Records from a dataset
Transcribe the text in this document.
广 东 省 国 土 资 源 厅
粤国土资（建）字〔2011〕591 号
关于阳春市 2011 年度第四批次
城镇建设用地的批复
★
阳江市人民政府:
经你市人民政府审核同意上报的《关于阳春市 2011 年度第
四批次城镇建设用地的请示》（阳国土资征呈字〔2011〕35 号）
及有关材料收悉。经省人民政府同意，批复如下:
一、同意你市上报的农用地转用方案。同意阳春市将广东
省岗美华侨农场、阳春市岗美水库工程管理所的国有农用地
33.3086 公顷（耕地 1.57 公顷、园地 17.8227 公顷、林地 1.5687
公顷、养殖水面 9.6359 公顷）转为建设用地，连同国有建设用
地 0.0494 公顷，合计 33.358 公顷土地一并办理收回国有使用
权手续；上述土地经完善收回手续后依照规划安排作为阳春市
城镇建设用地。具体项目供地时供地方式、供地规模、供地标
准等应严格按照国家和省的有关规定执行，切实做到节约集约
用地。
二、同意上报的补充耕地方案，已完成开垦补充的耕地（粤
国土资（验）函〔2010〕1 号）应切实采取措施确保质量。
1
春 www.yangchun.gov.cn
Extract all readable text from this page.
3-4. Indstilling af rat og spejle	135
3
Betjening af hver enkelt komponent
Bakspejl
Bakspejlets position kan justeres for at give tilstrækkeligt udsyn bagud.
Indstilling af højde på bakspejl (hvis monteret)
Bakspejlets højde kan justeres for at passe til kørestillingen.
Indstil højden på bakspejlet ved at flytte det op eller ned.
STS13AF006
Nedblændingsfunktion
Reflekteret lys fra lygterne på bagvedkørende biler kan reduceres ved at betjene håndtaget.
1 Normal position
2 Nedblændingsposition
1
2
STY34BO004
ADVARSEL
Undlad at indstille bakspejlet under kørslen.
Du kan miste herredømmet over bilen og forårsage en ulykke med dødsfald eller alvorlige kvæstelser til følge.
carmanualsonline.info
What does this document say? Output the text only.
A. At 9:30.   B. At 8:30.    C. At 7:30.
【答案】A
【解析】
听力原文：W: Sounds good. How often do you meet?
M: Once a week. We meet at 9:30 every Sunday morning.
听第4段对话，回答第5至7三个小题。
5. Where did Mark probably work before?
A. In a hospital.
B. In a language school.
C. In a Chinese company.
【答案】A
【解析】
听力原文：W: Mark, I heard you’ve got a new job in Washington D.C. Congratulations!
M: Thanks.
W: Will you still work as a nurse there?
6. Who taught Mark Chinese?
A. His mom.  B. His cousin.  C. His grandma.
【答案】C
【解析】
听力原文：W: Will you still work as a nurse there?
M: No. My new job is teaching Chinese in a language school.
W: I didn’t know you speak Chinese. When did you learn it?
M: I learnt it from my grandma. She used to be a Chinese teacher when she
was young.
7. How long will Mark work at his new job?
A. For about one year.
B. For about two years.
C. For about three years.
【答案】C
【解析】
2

What the task requires:
List all lines holding the string "this".

The completed task:
Transcribe the text in this document.
Extract all readable text from this page.
What does this document say? Output the text only.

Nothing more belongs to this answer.